Exercise data

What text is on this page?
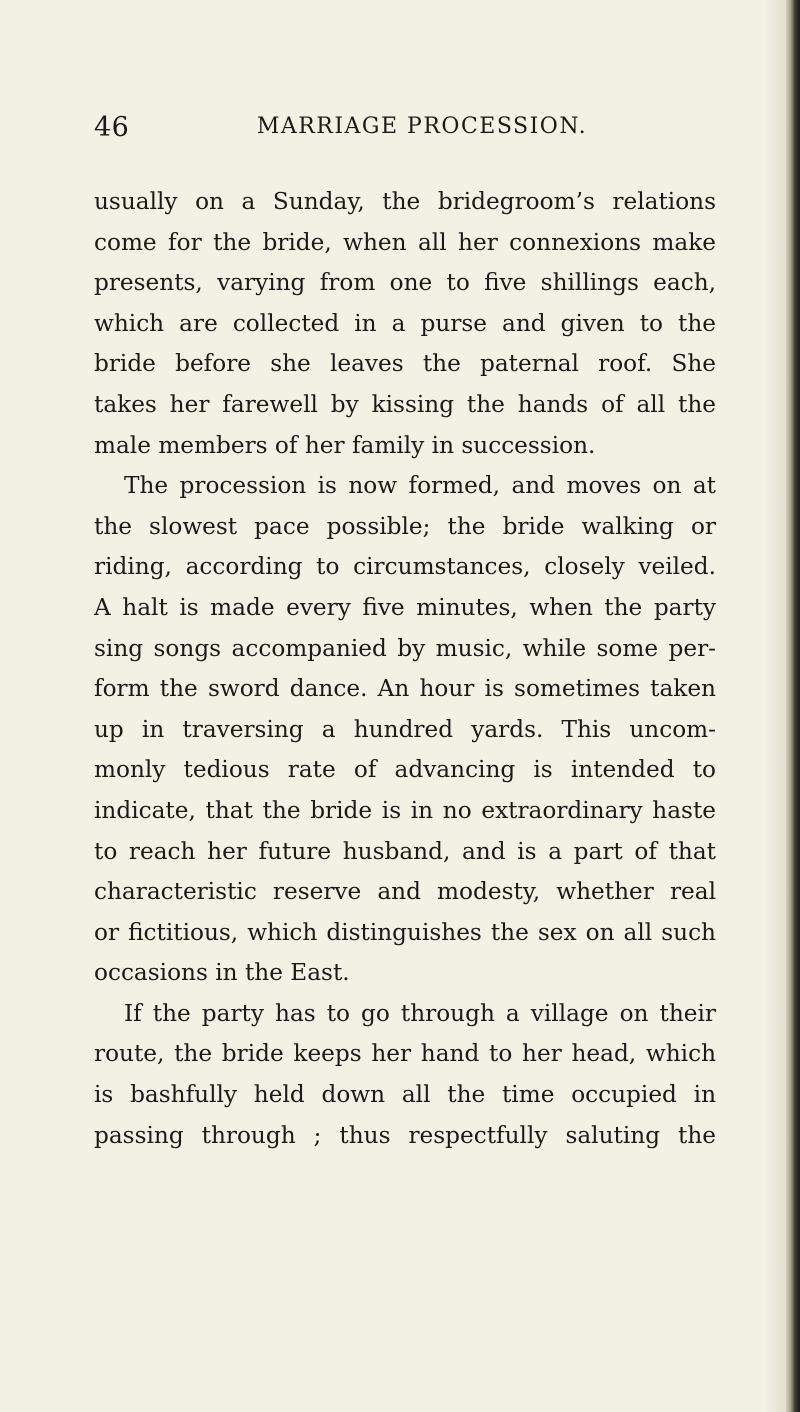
46	MARRIAGE PROCESSION.
usually on a Sunday, the bridegroom’s relations
come for the bride, when all her connexions make
presents, varying from one to five shillings each,
which are collected in a purse and given to the
bride before she leaves the paternal roof. She
takes her farewell by kissing the hands of all the
male members of her family in succession.
The procession is now formed, and moves on at
the slowest pace possible; the bride walking or
riding, according to circumstances, closely veiled.
A halt is made every five minutes, when the party
sing songs accompanied by music, while some per-
form the sword dance. An hour is sometimes taken
up in traversing a hundred yards. This uncom-
monly tedious rate of advancing is intended to
indicate, that the bride is in no extraordinary haste
to reach her future husband, and is a part of that
characteristic reserve and modesty, whether real
or fictitious, which distinguishes the sex on all such
occasions in the East.
If the party has to go through a village on their
route, the bride keeps her hand to her head, which
is bashfully held down all the time occupied in
passing through ; thus respectfully saluting the
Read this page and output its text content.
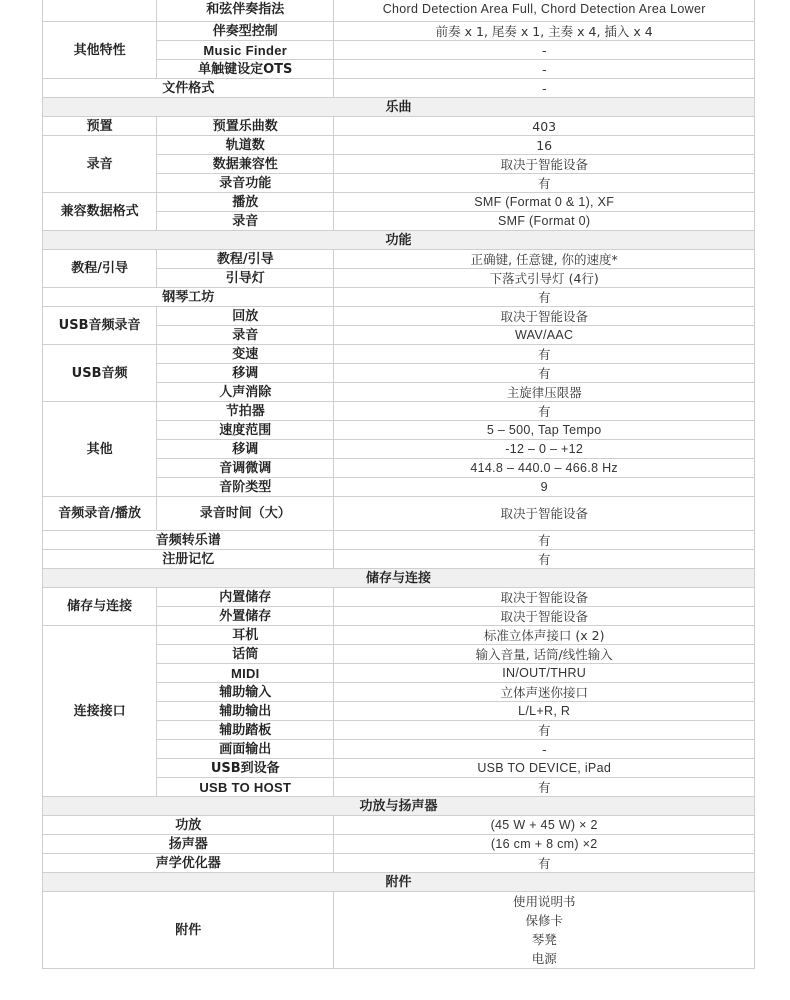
	和弦伴奏指法	Chord Detection Area Full, Chord Detection Area Lower
其他特性	伴奏型控制	前奏 x 1, 尾奏 x 1, 主奏 x 4, 插入 x 4
	Music Finder	-
	单触键设定OTS	-
文件格式		-
乐曲		
预置	预置乐曲数	403
录音	轨道数	16
	数据兼容性	取决于智能设备
	录音功能	有
兼容数据格式	播放	SMF (Format 0 & 1), XF
	录音	SMF (Format 0)
功能		
教程/引导	教程/引导	正确键, 任意键, 你的速度*
	引导灯	下落式引导灯 (4行)
钢琴工坊		有
USB音频录音	回放	取决于智能设备
	录音	WAV/AAC
USB音频	变速	有
	移调	有
	人声消除	主旋律压限器
其他	节拍器	有
	速度范围	5 – 500, Tap Tempo
	移调	-12 – 0 – +12
	音调微调	414.8 – 440.0 – 466.8 Hz
	音阶类型	9
音频录音/播放	录音时间（大）	取决于智能设备
音频转乐谱		有
注册记忆		有
储存与连接		
储存与连接	内置储存	取决于智能设备
	外置储存	取决于智能设备
连接接口	耳机	标准立体声接口 (x 2)
	话筒	输入音量, 话筒/线性输入
	MIDI	IN/OUT/THRU
	辅助输入	立体声迷你接口
	辅助输出	L/L+R, R
	辅助踏板	有
	画面输出	-
	USB到设备	USB TO DEVICE, iPad
	USB TO HOST	有
功放与扬声器		
功放		(45 W + 45 W) × 2
扬声器		(16 cm + 8 cm) ×2
声学优化器		有
附件		
附件		使用说明书
保修卡
琴凳
电源
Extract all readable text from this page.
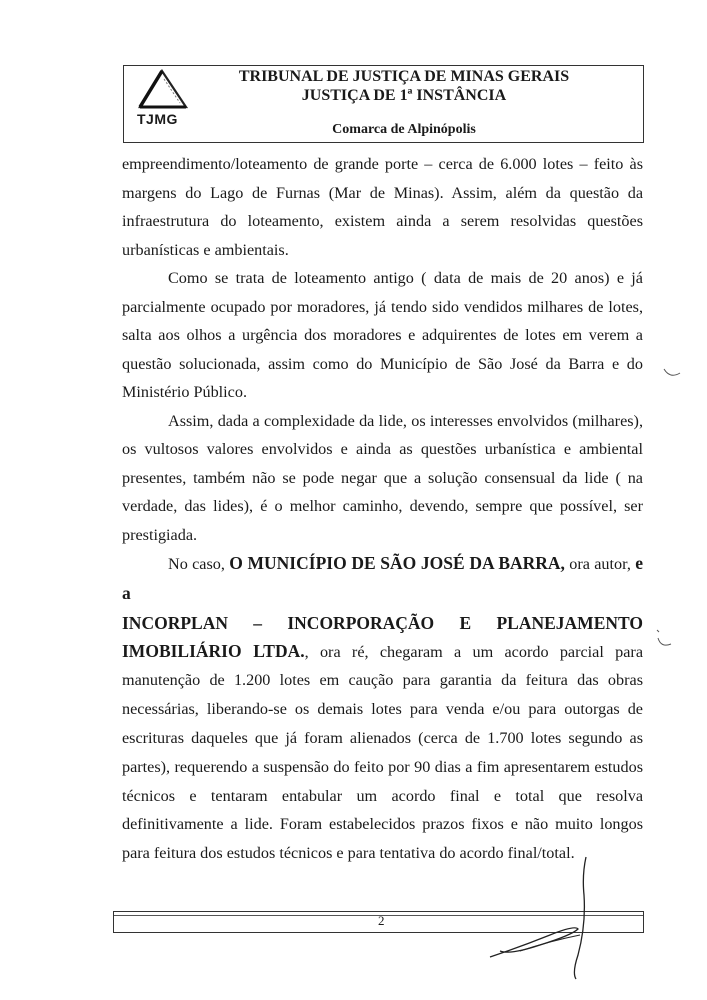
TJMG
TRIBUNAL DE JUSTIÇA DE MINAS GERAIS
JUSTIÇA DE 1ª INSTÂNCIA
Comarca de Alpinópolis

empreendimento/loteamento de grande porte – cerca de 6.000 lotes – feito às margens do Lago de Furnas (Mar de Minas). Assim, além da questão da infraestrutura do loteamento, existem ainda a serem resolvidas questões urbanísticas e ambientais.

Como se trata de loteamento antigo ( data de mais de 20 anos) e já parcialmente ocupado por moradores, já tendo sido vendidos milhares de lotes, salta aos olhos a urgência dos moradores e adquirentes de lotes em verem a questão solucionada, assim como do Município de São José da Barra e do Ministério Público.

Assim, dada a complexidade da lide, os interesses envolvidos (milhares), os vultosos valores envolvidos e ainda as questões urbanística e ambiental presentes, também não se pode negar que a solução consensual da lide ( na verdade, das lides), é o melhor caminho, devendo, sempre que possível, ser prestigiada.

No caso, O MUNICÍPIO DE SÃO JOSÉ DA BARRA, ora autor, e a
INCORPLAN – INCORPORAÇÃO E PLANEJAMENTO

IMOBILIÁRIO LTDA., ora ré, chegaram a um acordo parcial para manutenção de 1.200 lotes em caução para garantia da feitura das obras necessárias, liberando-se os demais lotes para venda e/ou para outorgas de escrituras daqueles que já foram alienados (cerca de 1.700 lotes segundo as partes), requerendo a suspensão do feito por 90 dias a fim apresentarem estudos técnicos e tentaram entabular um acordo final e total que resolva definitivamente a lide. Foram estabelecidos prazos fixos e não muito longos para feitura dos estudos técnicos e para tentativa do acordo final/total.

2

Written problem
Omit the pictures and restate the rest of the records verbatim.

Written reply
What text is on this page?
46	MARRIAGE PROCESSION.
usually on a Sunday, the bridegroom’s relations
come for the bride, when all her connexions make
presents, varying from one to five shillings each,
which are collected in a purse and given to the
bride before she leaves the paternal roof. She
takes her farewell by kissing the hands of all the
male members of her family in succession.
The procession is now formed, and moves on at
the slowest pace possible; the bride walking or
riding, according to circumstances, closely veiled.
A halt is made every five minutes, when the party
sing songs accompanied by music, while some per-
form the sword dance. An hour is sometimes taken
up in traversing a hundred yards. This uncom-
monly tedious rate of advancing is intended to
indicate, that the bride is in no extraordinary haste
to reach her future husband, and is a part of that
characteristic reserve and modesty, whether real
or fictitious, which distinguishes the sex on all such
occasions in the East.
If the party has to go through a village on their
route, the bride keeps her hand to her head, which
is bashfully held down all the time occupied in
passing through ; thus respectfully saluting the
Read this page and output its text content.
	和弦伴奏指法	Chord Detection Area Full, Chord Detection Area Lower
其他特性	伴奏型控制	前奏 x 1, 尾奏 x 1, 主奏 x 4, 插入 x 4
	Music Finder	-
	单触键设定OTS	-
文件格式		-
乐曲		
预置	预置乐曲数	403
录音	轨道数	16
	数据兼容性	取决于智能设备
	录音功能	有
兼容数据格式	播放	SMF (Format 0 & 1), XF
	录音	SMF (Format 0)
功能		
教程/引导	教程/引导	正确键, 任意键, 你的速度*
	引导灯	下落式引导灯 (4行)
钢琴工坊		有
USB音频录音	回放	取决于智能设备
	录音	WAV/AAC
USB音频	变速	有
	移调	有
	人声消除	主旋律压限器
其他	节拍器	有
	速度范围	5 – 500, Tap Tempo
	移调	-12 – 0 – +12
	音调微调	414.8 – 440.0 – 466.8 Hz
	音阶类型	9
音频录音/播放	录音时间（大）	取决于智能设备
音频转乐谱		有
注册记忆		有
储存与连接		
储存与连接	内置储存	取决于智能设备
	外置储存	取决于智能设备
连接接口	耳机	标准立体声接口 (x 2)
	话筒	输入音量, 话筒/线性输入
	MIDI	IN/OUT/THRU
	辅助输入	立体声迷你接口
	辅助输出	L/L+R, R
	辅助踏板	有
	画面输出	-
	USB到设备	USB TO DEVICE, iPad
	USB TO HOST	有
功放与扬声器		
功放		(45 W + 45 W) × 2
扬声器		(16 cm + 8 cm) ×2
声学优化器		有
附件		
附件		使用说明书
保修卡
琴凳
电源
Extract all readable text from this page.
TJMG
TRIBUNAL DE JUSTIÇA DE MINAS GERAIS
JUSTIÇA DE 1ª INSTÂNCIA
Comarca de Alpinópolis

empreendimento/loteamento de grande porte – cerca de 6.000 lotes – feito às margens do Lago de Furnas (Mar de Minas). Assim, além da questão da infraestrutura do loteamento, existem ainda a serem resolvidas questões urbanísticas e ambientais.

Como se trata de loteamento antigo ( data de mais de 20 anos) e já parcialmente ocupado por moradores, já tendo sido vendidos milhares de lotes, salta aos olhos a urgência dos moradores e adquirentes de lotes em verem a questão solucionada, assim como do Município de São José da Barra e do Ministério Público.

Assim, dada a complexidade da lide, os interesses envolvidos (milhares), os vultosos valores envolvidos e ainda as questões urbanística e ambiental presentes, também não se pode negar que a solução consensual da lide ( na verdade, das lides), é o melhor caminho, devendo, sempre que possível, ser prestigiada.

No caso, O MUNICÍPIO DE SÃO JOSÉ DA BARRA, ora autor, e a
INCORPLAN – INCORPORAÇÃO E PLANEJAMENTO

IMOBILIÁRIO LTDA., ora ré, chegaram a um acordo parcial para manutenção de 1.200 lotes em caução para garantia da feitura das obras necessárias, liberando-se os demais lotes para venda e/ou para outorgas de escrituras daqueles que já foram alienados (cerca de 1.700 lotes segundo as partes), requerendo a suspensão do feito por 90 dias a fim apresentarem estudos técnicos e tentaram entabular um acordo final e total que resolva definitivamente a lide. Foram estabelecidos prazos fixos e não muito longos para feitura dos estudos técnicos e para tentativa do acordo final/total.

2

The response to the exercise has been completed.